> _Given data_
_ _ _ _ _

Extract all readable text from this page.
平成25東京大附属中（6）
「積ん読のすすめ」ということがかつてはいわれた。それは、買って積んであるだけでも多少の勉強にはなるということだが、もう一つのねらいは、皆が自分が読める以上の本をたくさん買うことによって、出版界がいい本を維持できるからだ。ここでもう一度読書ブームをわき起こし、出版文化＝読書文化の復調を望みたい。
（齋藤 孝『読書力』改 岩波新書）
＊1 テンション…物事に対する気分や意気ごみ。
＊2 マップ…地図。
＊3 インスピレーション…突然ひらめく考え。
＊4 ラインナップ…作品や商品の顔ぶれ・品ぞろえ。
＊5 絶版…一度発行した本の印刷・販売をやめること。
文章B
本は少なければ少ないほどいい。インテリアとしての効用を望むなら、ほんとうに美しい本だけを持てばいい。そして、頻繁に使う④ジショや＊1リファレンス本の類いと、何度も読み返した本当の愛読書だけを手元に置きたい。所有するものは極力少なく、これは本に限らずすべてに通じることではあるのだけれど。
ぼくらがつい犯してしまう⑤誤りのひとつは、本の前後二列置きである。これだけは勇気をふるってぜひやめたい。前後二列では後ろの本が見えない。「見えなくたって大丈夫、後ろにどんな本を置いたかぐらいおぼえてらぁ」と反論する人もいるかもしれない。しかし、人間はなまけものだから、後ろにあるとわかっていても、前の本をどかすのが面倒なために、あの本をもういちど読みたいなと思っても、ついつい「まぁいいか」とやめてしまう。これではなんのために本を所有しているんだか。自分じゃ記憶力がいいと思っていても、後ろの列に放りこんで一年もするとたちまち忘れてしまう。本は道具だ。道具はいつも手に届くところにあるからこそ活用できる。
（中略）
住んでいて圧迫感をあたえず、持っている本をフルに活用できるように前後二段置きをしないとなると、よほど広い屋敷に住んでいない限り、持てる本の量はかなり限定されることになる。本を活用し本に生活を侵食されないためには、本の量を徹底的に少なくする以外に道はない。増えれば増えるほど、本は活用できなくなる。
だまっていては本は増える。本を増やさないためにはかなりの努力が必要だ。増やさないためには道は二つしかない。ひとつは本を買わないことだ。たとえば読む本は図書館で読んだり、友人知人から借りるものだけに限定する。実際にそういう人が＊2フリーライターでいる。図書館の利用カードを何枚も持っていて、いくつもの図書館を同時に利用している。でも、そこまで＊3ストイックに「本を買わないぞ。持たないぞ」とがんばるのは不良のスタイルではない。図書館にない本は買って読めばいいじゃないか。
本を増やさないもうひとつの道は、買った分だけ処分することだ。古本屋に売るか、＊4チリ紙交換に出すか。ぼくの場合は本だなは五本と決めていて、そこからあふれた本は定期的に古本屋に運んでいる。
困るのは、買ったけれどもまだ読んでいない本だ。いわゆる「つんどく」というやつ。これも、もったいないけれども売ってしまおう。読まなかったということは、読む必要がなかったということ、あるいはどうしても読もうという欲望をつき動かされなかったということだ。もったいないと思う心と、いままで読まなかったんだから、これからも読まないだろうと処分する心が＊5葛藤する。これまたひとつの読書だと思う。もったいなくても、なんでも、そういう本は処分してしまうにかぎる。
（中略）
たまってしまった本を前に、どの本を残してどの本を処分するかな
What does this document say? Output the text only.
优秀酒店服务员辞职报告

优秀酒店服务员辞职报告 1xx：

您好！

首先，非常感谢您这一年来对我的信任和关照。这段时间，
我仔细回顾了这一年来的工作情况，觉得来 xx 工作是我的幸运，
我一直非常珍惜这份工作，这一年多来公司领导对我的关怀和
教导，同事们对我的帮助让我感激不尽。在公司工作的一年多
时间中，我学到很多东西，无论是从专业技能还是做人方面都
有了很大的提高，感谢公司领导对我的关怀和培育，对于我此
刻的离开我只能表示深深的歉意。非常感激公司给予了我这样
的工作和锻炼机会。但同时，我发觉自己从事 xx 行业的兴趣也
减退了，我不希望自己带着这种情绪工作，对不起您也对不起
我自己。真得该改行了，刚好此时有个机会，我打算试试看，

_ _ _ _ _

> _Stated problem_
Starting at the line that contains "What does this", repeat each line exactly through the last one in the listing. Include both of those lines and nothing more.

> _Solution below_
What does this document say? Output the text only.
优秀酒店服务员辞职报告

优秀酒店服务员辞职报告 1xx：

您好！

首先，非常感谢您这一年来对我的信任和关照。这段时间，
我仔细回顾了这一年来的工作情况，觉得来 xx 工作是我的幸运，
我一直非常珍惜这份工作，这一年多来公司领导对我的关怀和
教导，同事们对我的帮助让我感激不尽。在公司工作的一年多
时间中，我学到很多东西，无论是从专业技能还是做人方面都
有了很大的提高，感谢公司领导对我的关怀和培育，对于我此
刻的离开我只能表示深深的歉意。非常感激公司给予了我这样
的工作和锻炼机会。但同时，我发觉自己从事 xx 行业的兴趣也
减退了，我不希望自己带着这种情绪工作，对不起您也对不起
我自己。真得该改行了，刚好此时有个机会，我打算试试看，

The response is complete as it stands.